● **SET EXERCISE**: Collect every line below that contains the word "Coquimbo".

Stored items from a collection
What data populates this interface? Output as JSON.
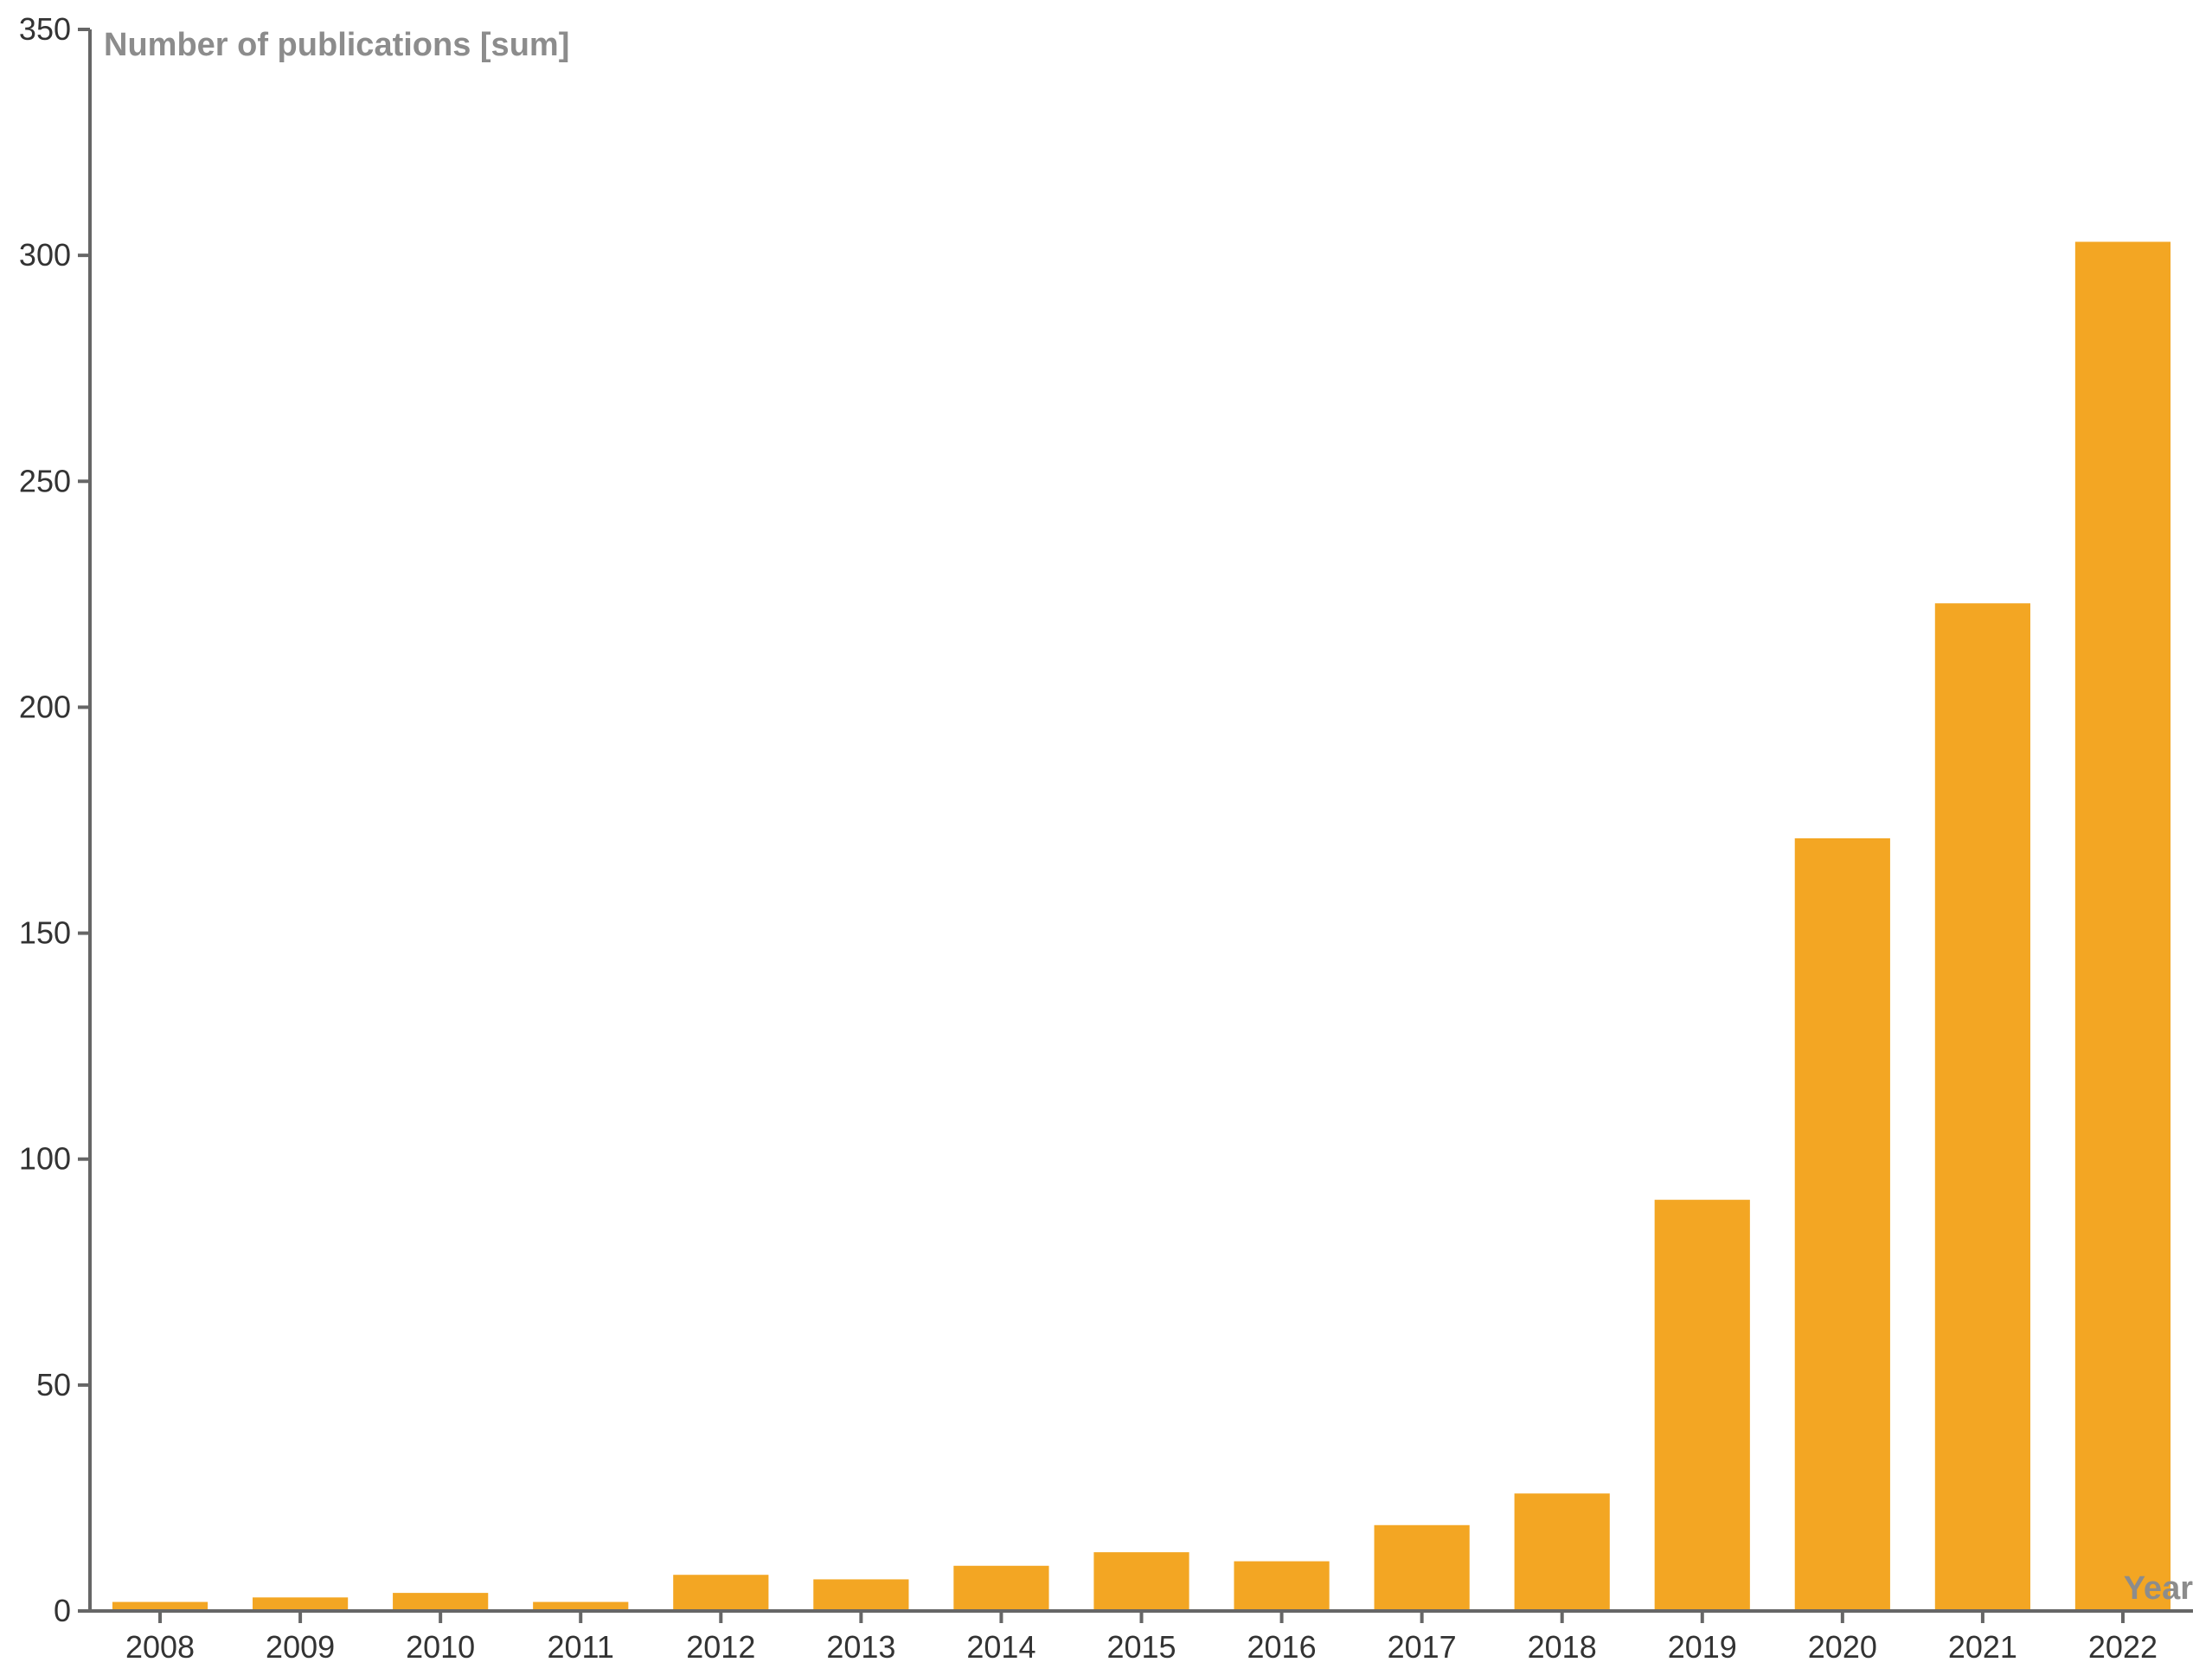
{
  "chart_data": {
    "type": "bar",
    "title": "",
    "ylabel": "Number of publications [sum]",
    "xlabel": "Year",
    "categories": [
      "2008",
      "2009",
      "2010",
      "2011",
      "2012",
      "2013",
      "2014",
      "2015",
      "2016",
      "2017",
      "2018",
      "2019",
      "2020",
      "2021",
      "2022"
    ],
    "values": [
      2,
      3,
      4,
      2,
      8,
      7,
      10,
      13,
      11,
      19,
      26,
      91,
      171,
      223,
      303
    ],
    "ylim": [
      0,
      350
    ],
    "yticks": [
      0,
      50,
      100,
      150,
      200,
      250,
      300,
      350
    ],
    "bar_color": "#f3a623",
    "axis_color": "#666666",
    "grid": false,
    "legend": "none"
  }
}
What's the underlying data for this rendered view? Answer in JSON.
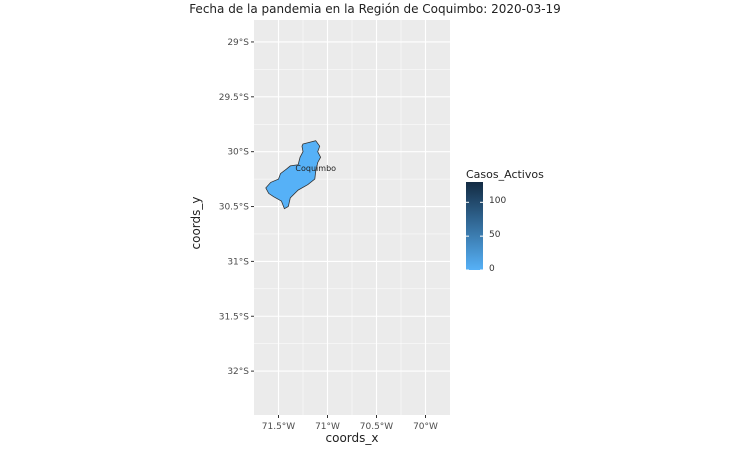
{
  "title": "Fecha de la pandemia en la Región de Coquimbo: 2020-03-19",
  "xlabel": "coords_x",
  "ylabel": "coords_y",
  "colors": {
    "panel_bg": "#ebebeb",
    "grid": "#ffffff",
    "fill_region": "#56b1f7",
    "outline": "#333333",
    "legend_low": "#56b1f7",
    "legend_high": "#132b43"
  },
  "chart_data": {
    "type": "map",
    "x_ticks": [
      {
        "value": -71.5,
        "label": "71.5°W"
      },
      {
        "value": -71.0,
        "label": "71°W"
      },
      {
        "value": -70.5,
        "label": "70.5°W"
      },
      {
        "value": -70.0,
        "label": "70°W"
      }
    ],
    "y_ticks": [
      {
        "value": -29.0,
        "label": "29°S"
      },
      {
        "value": -29.5,
        "label": "29.5°S"
      },
      {
        "value": -30.0,
        "label": "30°S"
      },
      {
        "value": -30.5,
        "label": "30.5°S"
      },
      {
        "value": -31.0,
        "label": "31°S"
      },
      {
        "value": -31.5,
        "label": "31.5°S"
      },
      {
        "value": -32.0,
        "label": "32°S"
      }
    ],
    "xlim": [
      -71.75,
      -69.75
    ],
    "ylim": [
      -32.4,
      -28.8
    ],
    "region": {
      "name": "Coquimbo",
      "casos_activos": 0,
      "label_lon": -71.12,
      "label_lat": -30.15,
      "outline": [
        [
          -71.25,
          -29.93
        ],
        [
          -71.12,
          -29.9
        ],
        [
          -71.08,
          -29.95
        ],
        [
          -71.1,
          -30.0
        ],
        [
          -71.07,
          -30.05
        ],
        [
          -71.1,
          -30.1
        ],
        [
          -71.12,
          -30.18
        ],
        [
          -71.13,
          -30.25
        ],
        [
          -71.2,
          -30.3
        ],
        [
          -71.3,
          -30.35
        ],
        [
          -71.38,
          -30.42
        ],
        [
          -71.4,
          -30.5
        ],
        [
          -71.44,
          -30.52
        ],
        [
          -71.47,
          -30.45
        ],
        [
          -71.55,
          -30.41
        ],
        [
          -71.6,
          -30.38
        ],
        [
          -71.63,
          -30.33
        ],
        [
          -71.58,
          -30.28
        ],
        [
          -71.5,
          -30.25
        ],
        [
          -71.48,
          -30.2
        ],
        [
          -71.42,
          -30.16
        ],
        [
          -71.38,
          -30.13
        ],
        [
          -71.3,
          -30.12
        ],
        [
          -71.28,
          -30.05
        ],
        [
          -71.25,
          -30.0
        ],
        [
          -71.26,
          -29.95
        ]
      ]
    },
    "legend": {
      "title": "Casos_Activos",
      "min": 0,
      "max": 130,
      "ticks": [
        {
          "value": 0,
          "label": "0"
        },
        {
          "value": 50,
          "label": "50"
        },
        {
          "value": 100,
          "label": "100"
        }
      ]
    }
  }
}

● **SOLUTION TO THIS TASK**:
  "title": "Fecha de la pandemia en la Región de Coquimbo: 2020-03-19",
      "name": "Coquimbo",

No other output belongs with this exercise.